TASK PROMPT = Each line of the material below that holds the word "type" needs to be copied.

DATA FOR THIS TASK =
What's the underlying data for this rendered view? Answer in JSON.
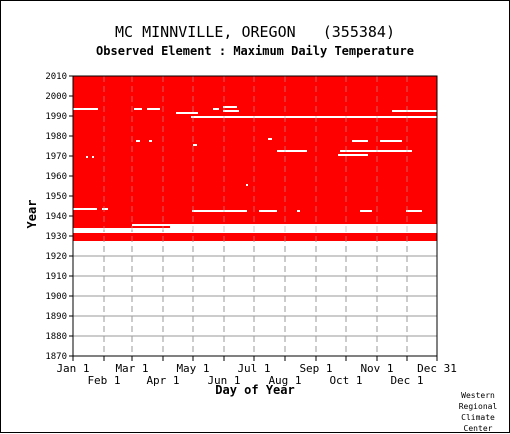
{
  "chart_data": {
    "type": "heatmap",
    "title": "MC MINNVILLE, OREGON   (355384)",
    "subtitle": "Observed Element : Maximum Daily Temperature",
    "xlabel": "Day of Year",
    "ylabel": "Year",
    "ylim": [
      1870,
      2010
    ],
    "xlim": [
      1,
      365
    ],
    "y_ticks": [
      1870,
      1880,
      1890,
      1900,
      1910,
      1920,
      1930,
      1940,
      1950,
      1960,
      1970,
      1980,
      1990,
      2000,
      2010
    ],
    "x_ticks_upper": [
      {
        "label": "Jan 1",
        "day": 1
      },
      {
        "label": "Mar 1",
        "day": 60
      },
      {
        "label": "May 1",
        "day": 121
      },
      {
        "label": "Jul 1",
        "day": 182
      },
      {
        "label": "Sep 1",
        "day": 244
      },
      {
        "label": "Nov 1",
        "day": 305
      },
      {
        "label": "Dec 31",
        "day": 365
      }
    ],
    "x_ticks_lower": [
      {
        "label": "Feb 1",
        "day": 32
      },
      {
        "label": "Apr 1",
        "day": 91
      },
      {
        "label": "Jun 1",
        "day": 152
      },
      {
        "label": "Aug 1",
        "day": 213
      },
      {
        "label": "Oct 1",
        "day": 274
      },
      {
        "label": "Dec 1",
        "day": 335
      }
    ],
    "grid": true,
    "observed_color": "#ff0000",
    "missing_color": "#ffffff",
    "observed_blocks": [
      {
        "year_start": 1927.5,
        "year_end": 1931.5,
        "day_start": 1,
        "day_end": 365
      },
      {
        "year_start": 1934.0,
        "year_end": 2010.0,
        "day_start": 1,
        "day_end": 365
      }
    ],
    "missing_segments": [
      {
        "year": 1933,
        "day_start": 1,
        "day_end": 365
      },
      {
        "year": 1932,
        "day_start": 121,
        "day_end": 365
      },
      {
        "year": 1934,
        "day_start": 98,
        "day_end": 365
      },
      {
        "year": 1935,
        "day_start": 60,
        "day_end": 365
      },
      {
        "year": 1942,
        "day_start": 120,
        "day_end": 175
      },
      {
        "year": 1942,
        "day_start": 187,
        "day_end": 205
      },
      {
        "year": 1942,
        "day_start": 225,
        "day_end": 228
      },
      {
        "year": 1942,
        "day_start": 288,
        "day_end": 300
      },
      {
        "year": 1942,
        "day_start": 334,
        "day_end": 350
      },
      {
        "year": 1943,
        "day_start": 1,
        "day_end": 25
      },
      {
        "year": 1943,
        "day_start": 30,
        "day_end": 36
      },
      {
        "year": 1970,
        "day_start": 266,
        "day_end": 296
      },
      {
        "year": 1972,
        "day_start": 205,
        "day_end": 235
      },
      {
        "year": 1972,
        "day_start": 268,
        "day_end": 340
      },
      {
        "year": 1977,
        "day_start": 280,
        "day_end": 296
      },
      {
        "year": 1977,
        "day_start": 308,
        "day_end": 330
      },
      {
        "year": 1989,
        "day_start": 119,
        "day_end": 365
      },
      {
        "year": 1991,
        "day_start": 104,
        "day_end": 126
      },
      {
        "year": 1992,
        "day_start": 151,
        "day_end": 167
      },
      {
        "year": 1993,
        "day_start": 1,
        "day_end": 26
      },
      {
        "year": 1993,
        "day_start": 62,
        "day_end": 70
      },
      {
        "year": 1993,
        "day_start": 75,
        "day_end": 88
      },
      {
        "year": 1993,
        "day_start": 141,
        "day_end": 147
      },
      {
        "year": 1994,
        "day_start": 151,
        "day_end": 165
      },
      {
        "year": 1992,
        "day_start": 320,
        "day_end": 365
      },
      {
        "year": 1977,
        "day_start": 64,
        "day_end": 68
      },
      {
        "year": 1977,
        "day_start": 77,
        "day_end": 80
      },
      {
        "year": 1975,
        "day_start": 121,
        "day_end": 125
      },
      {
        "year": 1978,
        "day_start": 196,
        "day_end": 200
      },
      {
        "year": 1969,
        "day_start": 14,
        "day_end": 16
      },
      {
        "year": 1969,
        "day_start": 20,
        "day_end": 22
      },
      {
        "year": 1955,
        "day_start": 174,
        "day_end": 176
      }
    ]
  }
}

...

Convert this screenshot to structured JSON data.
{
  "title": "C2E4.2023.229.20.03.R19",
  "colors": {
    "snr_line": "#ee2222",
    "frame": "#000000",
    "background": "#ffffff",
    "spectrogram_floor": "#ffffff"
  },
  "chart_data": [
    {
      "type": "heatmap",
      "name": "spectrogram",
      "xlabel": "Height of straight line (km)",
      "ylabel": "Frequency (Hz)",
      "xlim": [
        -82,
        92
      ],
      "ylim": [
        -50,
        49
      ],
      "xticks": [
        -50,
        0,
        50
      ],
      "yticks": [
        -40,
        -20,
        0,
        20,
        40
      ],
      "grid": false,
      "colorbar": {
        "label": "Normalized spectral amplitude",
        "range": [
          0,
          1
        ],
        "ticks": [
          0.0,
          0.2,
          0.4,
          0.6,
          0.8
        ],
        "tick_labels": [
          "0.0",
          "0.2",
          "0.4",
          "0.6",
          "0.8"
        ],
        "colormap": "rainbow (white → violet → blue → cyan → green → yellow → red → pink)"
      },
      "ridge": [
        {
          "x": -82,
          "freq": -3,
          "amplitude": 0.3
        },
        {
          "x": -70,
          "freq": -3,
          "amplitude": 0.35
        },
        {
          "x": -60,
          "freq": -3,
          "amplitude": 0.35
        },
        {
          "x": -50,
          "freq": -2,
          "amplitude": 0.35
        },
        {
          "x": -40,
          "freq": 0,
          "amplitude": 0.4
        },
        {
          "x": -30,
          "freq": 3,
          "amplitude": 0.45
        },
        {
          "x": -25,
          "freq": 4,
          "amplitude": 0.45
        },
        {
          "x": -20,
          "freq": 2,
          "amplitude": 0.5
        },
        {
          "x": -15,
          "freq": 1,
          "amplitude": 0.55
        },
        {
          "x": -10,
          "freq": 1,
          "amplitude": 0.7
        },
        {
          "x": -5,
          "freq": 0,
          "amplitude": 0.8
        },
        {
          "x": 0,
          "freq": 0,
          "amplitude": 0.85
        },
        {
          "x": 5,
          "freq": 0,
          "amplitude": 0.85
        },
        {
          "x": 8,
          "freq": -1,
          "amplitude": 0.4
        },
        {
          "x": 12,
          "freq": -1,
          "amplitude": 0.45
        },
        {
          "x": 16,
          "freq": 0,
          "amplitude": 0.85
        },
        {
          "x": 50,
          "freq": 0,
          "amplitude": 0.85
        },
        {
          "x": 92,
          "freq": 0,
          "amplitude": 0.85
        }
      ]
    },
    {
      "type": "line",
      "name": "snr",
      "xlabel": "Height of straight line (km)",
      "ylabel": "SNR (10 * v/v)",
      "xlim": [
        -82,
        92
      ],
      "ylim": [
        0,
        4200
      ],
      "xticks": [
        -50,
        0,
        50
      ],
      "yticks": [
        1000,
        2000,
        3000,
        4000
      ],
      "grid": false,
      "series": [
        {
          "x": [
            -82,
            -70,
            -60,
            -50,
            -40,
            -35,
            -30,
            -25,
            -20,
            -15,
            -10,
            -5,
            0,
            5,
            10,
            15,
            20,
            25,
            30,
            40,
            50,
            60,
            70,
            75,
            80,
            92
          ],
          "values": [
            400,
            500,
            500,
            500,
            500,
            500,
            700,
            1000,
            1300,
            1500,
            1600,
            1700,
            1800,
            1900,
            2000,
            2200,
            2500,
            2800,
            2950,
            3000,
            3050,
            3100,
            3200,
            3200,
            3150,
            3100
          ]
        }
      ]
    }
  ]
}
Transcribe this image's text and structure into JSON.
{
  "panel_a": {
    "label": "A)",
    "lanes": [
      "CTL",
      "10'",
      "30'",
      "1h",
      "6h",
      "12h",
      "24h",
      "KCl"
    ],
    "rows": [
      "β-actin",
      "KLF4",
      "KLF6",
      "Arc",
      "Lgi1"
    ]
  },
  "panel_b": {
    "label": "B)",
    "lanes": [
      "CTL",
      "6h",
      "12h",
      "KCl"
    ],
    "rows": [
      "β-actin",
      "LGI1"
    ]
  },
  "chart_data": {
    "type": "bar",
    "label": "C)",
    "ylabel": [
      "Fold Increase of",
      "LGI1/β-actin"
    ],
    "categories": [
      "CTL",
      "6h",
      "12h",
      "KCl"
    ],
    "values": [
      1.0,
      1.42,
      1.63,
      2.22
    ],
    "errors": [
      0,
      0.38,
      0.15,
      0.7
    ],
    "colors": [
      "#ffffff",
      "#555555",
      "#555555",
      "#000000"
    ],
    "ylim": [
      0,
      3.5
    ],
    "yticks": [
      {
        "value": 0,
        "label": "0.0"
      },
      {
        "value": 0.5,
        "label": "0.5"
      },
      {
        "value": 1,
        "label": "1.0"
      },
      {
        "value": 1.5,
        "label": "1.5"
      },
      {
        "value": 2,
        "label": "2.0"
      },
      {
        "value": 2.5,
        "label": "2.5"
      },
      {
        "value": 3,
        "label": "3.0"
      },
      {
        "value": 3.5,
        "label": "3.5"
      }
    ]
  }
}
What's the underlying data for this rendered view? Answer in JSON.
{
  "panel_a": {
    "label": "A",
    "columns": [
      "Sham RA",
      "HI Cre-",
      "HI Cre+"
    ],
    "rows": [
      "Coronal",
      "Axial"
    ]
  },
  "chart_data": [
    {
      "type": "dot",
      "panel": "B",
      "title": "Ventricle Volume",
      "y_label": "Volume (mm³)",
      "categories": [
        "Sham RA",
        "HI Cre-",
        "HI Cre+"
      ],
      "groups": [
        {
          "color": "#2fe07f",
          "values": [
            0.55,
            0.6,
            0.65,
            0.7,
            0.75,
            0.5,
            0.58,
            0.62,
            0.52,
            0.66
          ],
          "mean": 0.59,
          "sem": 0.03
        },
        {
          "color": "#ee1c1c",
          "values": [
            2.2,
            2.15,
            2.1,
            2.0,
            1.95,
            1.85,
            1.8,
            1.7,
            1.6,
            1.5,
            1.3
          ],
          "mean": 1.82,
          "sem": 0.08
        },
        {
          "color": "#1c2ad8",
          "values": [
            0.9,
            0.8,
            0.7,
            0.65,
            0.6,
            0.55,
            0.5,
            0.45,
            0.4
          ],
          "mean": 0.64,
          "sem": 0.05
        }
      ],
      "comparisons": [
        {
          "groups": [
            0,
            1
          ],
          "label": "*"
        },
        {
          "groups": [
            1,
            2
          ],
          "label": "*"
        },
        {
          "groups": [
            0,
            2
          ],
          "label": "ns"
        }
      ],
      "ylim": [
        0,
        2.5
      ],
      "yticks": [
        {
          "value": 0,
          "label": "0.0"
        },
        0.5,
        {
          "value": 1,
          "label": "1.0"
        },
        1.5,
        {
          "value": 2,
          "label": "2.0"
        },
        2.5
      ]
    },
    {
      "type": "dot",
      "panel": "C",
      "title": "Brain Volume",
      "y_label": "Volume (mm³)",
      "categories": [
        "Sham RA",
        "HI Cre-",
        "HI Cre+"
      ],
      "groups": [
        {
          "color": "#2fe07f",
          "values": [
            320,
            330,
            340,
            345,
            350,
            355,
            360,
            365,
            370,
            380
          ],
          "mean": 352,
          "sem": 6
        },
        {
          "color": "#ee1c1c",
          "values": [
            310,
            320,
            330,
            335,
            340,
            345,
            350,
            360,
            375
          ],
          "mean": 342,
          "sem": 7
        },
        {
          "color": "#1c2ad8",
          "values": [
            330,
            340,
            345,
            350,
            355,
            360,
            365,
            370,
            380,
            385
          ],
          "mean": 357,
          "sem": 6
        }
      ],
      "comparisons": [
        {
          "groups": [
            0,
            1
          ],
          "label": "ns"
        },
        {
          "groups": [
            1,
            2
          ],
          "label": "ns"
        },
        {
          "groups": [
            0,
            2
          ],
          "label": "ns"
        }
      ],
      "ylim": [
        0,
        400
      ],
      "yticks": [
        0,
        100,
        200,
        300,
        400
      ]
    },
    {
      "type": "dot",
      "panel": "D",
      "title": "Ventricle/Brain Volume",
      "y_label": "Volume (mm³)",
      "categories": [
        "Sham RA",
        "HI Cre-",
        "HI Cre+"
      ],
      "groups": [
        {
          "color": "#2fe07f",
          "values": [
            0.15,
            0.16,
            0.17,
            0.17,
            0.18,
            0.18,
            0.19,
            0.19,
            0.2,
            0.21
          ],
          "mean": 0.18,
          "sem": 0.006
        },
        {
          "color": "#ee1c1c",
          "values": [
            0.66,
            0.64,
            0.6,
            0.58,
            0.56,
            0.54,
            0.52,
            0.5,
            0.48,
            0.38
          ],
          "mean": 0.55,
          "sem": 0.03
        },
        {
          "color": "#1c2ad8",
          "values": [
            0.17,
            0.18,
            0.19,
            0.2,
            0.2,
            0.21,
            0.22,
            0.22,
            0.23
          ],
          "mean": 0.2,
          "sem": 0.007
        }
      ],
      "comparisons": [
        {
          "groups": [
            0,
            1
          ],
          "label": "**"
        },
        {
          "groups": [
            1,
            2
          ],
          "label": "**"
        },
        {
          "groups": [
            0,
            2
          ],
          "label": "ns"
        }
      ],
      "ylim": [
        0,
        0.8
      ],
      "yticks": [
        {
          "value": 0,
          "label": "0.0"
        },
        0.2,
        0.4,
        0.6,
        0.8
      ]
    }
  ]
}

FULL ANSWER =
    "type": "heatmap",
      "type": "heatmap",
      "type": "line",
    "type": "bar",
      "type": "dot",
      "type": "dot",
      "type": "dot",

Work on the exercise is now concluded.